[Stored records]
_ _ _

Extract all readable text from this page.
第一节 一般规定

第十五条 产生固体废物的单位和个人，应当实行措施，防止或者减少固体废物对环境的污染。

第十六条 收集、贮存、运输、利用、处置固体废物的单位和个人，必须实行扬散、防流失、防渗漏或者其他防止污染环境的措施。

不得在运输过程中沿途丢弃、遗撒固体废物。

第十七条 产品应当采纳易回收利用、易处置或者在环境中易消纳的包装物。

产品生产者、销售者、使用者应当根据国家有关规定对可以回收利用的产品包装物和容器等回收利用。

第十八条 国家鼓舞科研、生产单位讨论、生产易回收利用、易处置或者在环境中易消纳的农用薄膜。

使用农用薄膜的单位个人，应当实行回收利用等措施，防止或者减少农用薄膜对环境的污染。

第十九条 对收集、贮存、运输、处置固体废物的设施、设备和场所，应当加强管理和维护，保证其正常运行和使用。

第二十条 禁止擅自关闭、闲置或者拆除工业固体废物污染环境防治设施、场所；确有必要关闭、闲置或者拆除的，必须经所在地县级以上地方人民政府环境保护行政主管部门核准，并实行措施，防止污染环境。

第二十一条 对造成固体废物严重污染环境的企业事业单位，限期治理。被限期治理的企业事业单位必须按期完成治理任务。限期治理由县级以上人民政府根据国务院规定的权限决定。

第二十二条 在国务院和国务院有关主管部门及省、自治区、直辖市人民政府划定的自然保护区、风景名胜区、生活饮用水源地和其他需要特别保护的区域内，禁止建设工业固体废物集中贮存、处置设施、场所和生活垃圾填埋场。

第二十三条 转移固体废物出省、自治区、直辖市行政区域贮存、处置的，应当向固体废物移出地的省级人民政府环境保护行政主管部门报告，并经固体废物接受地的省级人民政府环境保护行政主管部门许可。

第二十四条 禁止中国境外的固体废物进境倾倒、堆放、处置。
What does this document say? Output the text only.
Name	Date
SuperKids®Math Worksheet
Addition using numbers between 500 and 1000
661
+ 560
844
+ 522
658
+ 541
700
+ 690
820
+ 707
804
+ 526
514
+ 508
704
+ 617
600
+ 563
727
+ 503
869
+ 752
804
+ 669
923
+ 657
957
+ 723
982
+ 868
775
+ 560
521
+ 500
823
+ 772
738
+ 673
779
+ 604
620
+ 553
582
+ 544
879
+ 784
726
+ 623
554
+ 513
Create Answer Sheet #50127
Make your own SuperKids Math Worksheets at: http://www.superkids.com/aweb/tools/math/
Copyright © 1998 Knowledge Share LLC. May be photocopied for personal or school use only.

_ _ _

Give a word-for-word copy of the records.

> **SOLUTION FOR THIS PROBLEM**
Extract all readable text from this page.
第一节 一般规定

第十五条 产生固体废物的单位和个人，应当实行措施，防止或者减少固体废物对环境的污染。

第十六条 收集、贮存、运输、利用、处置固体废物的单位和个人，必须实行扬散、防流失、防渗漏或者其他防止污染环境的措施。

不得在运输过程中沿途丢弃、遗撒固体废物。

第十七条 产品应当采纳易回收利用、易处置或者在环境中易消纳的包装物。

产品生产者、销售者、使用者应当根据国家有关规定对可以回收利用的产品包装物和容器等回收利用。

第十八条 国家鼓舞科研、生产单位讨论、生产易回收利用、易处置或者在环境中易消纳的农用薄膜。

使用农用薄膜的单位个人，应当实行回收利用等措施，防止或者减少农用薄膜对环境的污染。

第十九条 对收集、贮存、运输、处置固体废物的设施、设备和场所，应当加强管理和维护，保证其正常运行和使用。

第二十条 禁止擅自关闭、闲置或者拆除工业固体废物污染环境防治设施、场所；确有必要关闭、闲置或者拆除的，必须经所在地县级以上地方人民政府环境保护行政主管部门核准，并实行措施，防止污染环境。

第二十一条 对造成固体废物严重污染环境的企业事业单位，限期治理。被限期治理的企业事业单位必须按期完成治理任务。限期治理由县级以上人民政府根据国务院规定的权限决定。

第二十二条 在国务院和国务院有关主管部门及省、自治区、直辖市人民政府划定的自然保护区、风景名胜区、生活饮用水源地和其他需要特别保护的区域内，禁止建设工业固体废物集中贮存、处置设施、场所和生活垃圾填埋场。

第二十三条 转移固体废物出省、自治区、直辖市行政区域贮存、处置的，应当向固体废物移出地的省级人民政府环境保护行政主管部门报告，并经固体废物接受地的省级人民政府环境保护行政主管部门许可。

第二十四条 禁止中国境外的固体废物进境倾倒、堆放、处置。
What does this document say? Output the text only.
Name	Date
SuperKids®Math Worksheet
Addition using numbers between 500 and 1000
661
+ 560
844
+ 522
658
+ 541
700
+ 690
820
+ 707
804
+ 526
514
+ 508
704
+ 617
600
+ 563
727
+ 503
869
+ 752
804
+ 669
923
+ 657
957
+ 723
982
+ 868
775
+ 560
521
+ 500
823
+ 772
738
+ 673
779
+ 604
620
+ 553
582
+ 544
879
+ 784
726
+ 623
554
+ 513
Create Answer Sheet #50127
Make your own SuperKids Math Worksheets at: http://www.superkids.com/aweb/tools/math/
Copyright © 1998 Knowledge Share LLC. May be photocopied for personal or school use only.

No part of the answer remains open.